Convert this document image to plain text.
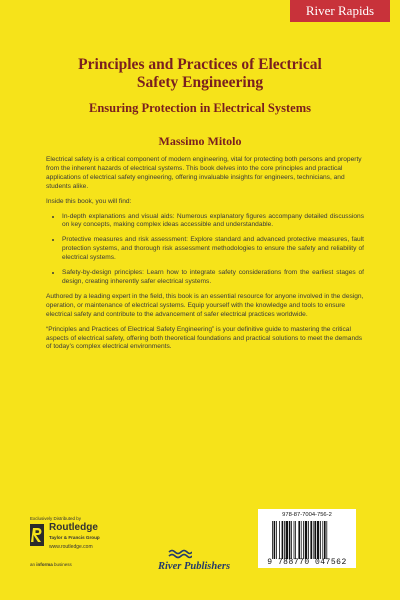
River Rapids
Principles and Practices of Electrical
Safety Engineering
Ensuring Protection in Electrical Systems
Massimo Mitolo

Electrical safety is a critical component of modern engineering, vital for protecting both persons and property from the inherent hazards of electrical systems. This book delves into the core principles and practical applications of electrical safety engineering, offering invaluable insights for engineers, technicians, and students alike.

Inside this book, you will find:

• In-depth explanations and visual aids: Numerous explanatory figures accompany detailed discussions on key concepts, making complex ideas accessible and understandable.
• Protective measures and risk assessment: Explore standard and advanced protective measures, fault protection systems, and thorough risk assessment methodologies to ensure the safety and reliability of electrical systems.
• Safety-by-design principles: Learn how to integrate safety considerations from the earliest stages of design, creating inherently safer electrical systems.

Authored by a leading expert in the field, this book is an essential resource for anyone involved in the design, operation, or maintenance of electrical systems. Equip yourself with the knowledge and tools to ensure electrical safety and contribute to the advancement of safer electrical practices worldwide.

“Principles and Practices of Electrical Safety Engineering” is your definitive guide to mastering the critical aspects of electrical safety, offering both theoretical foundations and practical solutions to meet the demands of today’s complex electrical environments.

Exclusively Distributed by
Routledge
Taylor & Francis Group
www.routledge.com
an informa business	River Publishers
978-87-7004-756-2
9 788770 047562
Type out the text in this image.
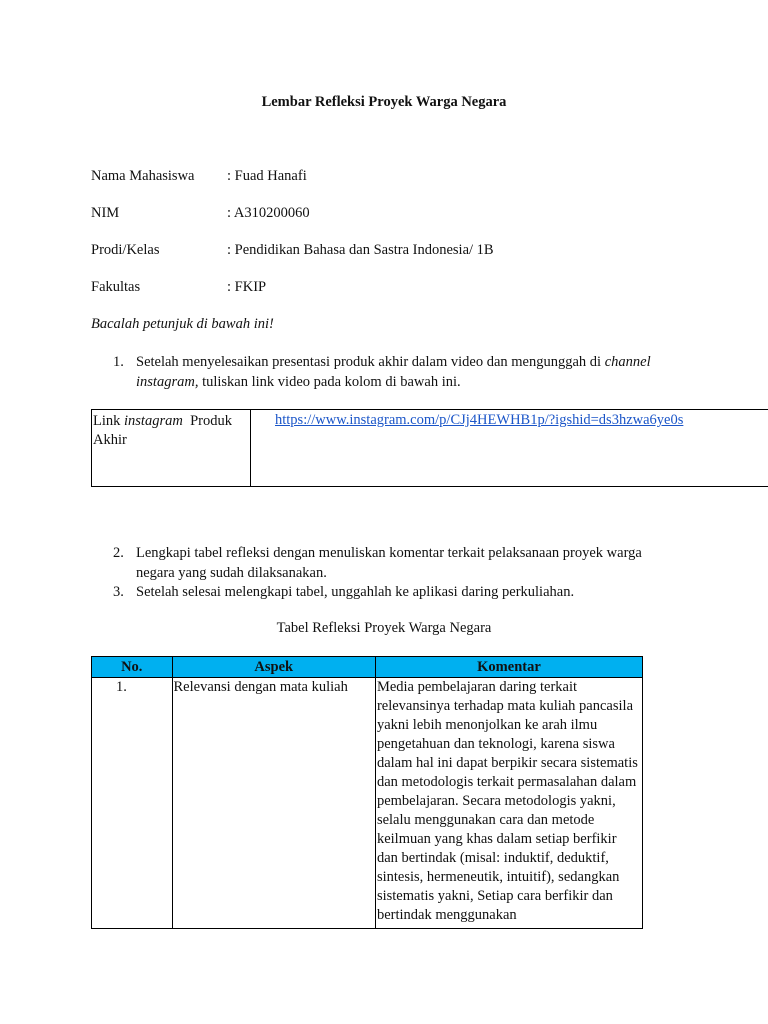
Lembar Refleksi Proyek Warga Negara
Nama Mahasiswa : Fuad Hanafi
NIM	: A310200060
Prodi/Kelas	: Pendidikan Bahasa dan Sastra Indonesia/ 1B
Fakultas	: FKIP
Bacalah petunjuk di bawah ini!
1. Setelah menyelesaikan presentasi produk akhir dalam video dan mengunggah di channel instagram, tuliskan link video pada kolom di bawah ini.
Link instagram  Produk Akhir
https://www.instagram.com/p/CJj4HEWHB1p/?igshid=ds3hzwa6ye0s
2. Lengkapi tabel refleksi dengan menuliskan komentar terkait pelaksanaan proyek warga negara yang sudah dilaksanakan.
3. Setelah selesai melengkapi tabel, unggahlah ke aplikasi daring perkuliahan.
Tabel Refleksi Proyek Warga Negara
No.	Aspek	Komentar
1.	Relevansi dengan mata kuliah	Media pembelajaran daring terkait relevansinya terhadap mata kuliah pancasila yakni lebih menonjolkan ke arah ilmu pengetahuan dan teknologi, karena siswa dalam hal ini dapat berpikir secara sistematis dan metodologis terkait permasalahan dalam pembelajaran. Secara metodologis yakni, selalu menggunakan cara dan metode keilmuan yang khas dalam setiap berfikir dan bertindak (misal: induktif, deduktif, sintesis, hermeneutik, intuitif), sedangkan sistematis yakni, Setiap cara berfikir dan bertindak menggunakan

...

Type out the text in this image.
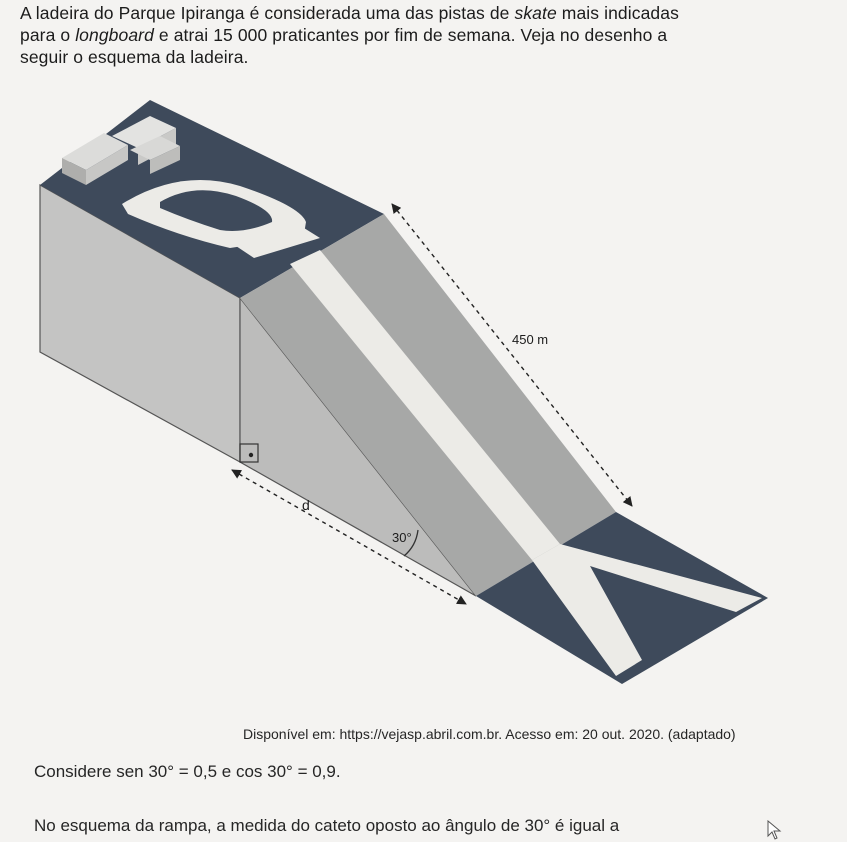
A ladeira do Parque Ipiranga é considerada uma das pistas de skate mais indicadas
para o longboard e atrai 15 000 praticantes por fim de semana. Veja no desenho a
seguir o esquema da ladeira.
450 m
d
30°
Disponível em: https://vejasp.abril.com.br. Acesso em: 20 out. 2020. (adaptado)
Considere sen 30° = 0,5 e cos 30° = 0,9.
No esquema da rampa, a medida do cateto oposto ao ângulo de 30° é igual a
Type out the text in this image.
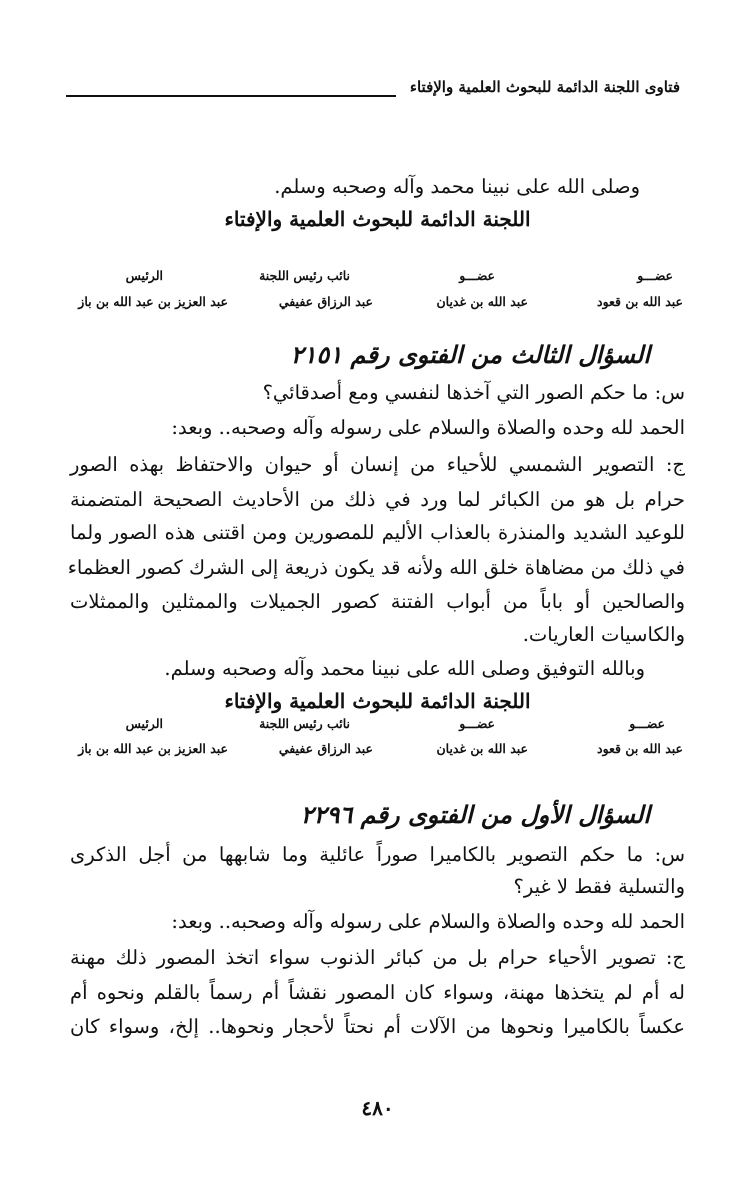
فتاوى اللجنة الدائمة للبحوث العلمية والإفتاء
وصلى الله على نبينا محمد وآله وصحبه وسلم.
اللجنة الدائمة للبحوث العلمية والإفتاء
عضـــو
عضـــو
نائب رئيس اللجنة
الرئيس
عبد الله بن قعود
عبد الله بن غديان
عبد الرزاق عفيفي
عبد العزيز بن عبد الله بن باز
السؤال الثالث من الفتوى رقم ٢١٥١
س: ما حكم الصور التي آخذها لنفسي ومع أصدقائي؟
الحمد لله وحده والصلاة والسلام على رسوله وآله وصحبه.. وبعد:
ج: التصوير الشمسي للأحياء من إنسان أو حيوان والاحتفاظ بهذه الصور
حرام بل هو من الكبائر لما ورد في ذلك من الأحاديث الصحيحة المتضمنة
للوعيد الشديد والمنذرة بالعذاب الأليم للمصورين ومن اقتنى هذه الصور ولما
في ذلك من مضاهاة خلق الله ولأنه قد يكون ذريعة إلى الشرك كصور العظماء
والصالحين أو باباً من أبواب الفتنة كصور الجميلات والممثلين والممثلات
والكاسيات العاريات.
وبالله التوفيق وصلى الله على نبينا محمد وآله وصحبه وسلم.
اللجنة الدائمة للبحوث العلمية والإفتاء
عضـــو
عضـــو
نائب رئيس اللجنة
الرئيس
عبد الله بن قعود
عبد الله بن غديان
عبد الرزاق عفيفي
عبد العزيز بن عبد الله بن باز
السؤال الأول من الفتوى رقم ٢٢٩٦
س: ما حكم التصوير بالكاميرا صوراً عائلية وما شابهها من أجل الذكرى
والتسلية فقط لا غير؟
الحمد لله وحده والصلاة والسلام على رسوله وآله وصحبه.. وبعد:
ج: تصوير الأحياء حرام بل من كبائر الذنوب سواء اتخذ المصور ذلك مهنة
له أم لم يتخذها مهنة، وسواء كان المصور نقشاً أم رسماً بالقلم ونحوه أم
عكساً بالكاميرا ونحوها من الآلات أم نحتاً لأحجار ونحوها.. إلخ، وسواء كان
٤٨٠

WHAT IS EXPECTED:
Search the data above for the string "dengan" and return every line that has it.

ANSWER TO THE TASK:
2. Lengkapi tabel refleksi dengan menuliskan komentar terkait pelaksanaan proyek warga negara yang sudah dilaksanakan.
1.	Relevansi dengan mata kuliah	Media pembelajaran daring terkait relevansinya terhadap mata kuliah pancasila yakni lebih menonjolkan ke arah ilmu pengetahuan dan teknologi, karena siswa dalam hal ini dapat berpikir secara sistematis dan metodologis terkait permasalahan dalam pembelajaran. Secara metodologis yakni, selalu menggunakan cara dan metode keilmuan yang khas dalam setiap berfikir dan bertindak (misal: induktif, deduktif, sintesis, hermeneutik, intuitif), sedangkan sistematis yakni, Setiap cara berfikir dan bertindak menggunakan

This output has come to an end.